Your task: Present the following entries again, word for word and in full.

### Records to use ###

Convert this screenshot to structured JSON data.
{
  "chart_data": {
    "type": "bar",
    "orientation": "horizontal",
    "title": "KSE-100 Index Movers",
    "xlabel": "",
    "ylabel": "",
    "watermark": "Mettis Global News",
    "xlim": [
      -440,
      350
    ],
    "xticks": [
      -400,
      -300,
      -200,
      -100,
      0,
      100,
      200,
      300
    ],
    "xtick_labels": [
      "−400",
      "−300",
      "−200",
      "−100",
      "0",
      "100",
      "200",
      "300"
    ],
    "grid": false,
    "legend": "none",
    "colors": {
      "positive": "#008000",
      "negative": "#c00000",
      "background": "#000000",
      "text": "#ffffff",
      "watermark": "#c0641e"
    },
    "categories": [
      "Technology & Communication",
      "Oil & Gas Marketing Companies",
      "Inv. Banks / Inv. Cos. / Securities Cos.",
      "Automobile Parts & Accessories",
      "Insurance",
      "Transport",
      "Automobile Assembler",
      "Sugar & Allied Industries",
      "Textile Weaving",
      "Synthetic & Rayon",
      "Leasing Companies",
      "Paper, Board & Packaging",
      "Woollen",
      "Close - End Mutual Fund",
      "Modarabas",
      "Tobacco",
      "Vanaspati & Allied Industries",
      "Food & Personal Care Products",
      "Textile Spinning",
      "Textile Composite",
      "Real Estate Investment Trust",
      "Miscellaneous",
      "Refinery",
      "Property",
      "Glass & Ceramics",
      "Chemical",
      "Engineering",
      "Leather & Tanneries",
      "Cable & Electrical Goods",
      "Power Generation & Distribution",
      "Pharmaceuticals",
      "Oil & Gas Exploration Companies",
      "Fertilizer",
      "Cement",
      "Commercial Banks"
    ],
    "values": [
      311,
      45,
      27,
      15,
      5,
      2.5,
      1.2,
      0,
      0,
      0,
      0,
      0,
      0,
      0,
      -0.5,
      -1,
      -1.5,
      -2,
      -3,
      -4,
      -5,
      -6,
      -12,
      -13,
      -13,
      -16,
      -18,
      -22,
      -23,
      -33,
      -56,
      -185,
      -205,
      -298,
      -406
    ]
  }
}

###

The result:
Convert this screenshot to structured JSON data.
{
  "chart_data": {
    "type": "bar",
    "orientation": "horizontal",
    "title": "KSE-100 Index Movers",
    "xlabel": "",
    "ylabel": "",
    "watermark": "Mettis Global News",
    "xlim": [
      -440,
      350
    ],
    "xticks": [
      -400,
      -300,
      -200,
      -100,
      0,
      100,
      200,
      300
    ],
    "xtick_labels": [
      "−400",
      "−300",
      "−200",
      "−100",
      "0",
      "100",
      "200",
      "300"
    ],
    "grid": false,
    "legend": "none",
    "colors": {
      "positive": "#008000",
      "negative": "#c00000",
      "background": "#000000",
      "text": "#ffffff",
      "watermark": "#c0641e"
    },
    "categories": [
      "Technology & Communication",
      "Oil & Gas Marketing Companies",
      "Inv. Banks / Inv. Cos. / Securities Cos.",
      "Automobile Parts & Accessories",
      "Insurance",
      "Transport",
      "Automobile Assembler",
      "Sugar & Allied Industries",
      "Textile Weaving",
      "Synthetic & Rayon",
      "Leasing Companies",
      "Paper, Board & Packaging",
      "Woollen",
      "Close - End Mutual Fund",
      "Modarabas",
      "Tobacco",
      "Vanaspati & Allied Industries",
      "Food & Personal Care Products",
      "Textile Spinning",
      "Textile Composite",
      "Real Estate Investment Trust",
      "Miscellaneous",
      "Refinery",
      "Property",
      "Glass & Ceramics",
      "Chemical",
      "Engineering",
      "Leather & Tanneries",
      "Cable & Electrical Goods",
      "Power Generation & Distribution",
      "Pharmaceuticals",
      "Oil & Gas Exploration Companies",
      "Fertilizer",
      "Cement",
      "Commercial Banks"
    ],
    "values": [
      311,
      45,
      27,
      15,
      5,
      2.5,
      1.2,
      0,
      0,
      0,
      0,
      0,
      0,
      0,
      -0.5,
      -1,
      -1.5,
      -2,
      -3,
      -4,
      -5,
      -6,
      -12,
      -13,
      -13,
      -16,
      -18,
      -22,
      -23,
      -33,
      -56,
      -185,
      -205,
      -298,
      -406
    ]
  }
}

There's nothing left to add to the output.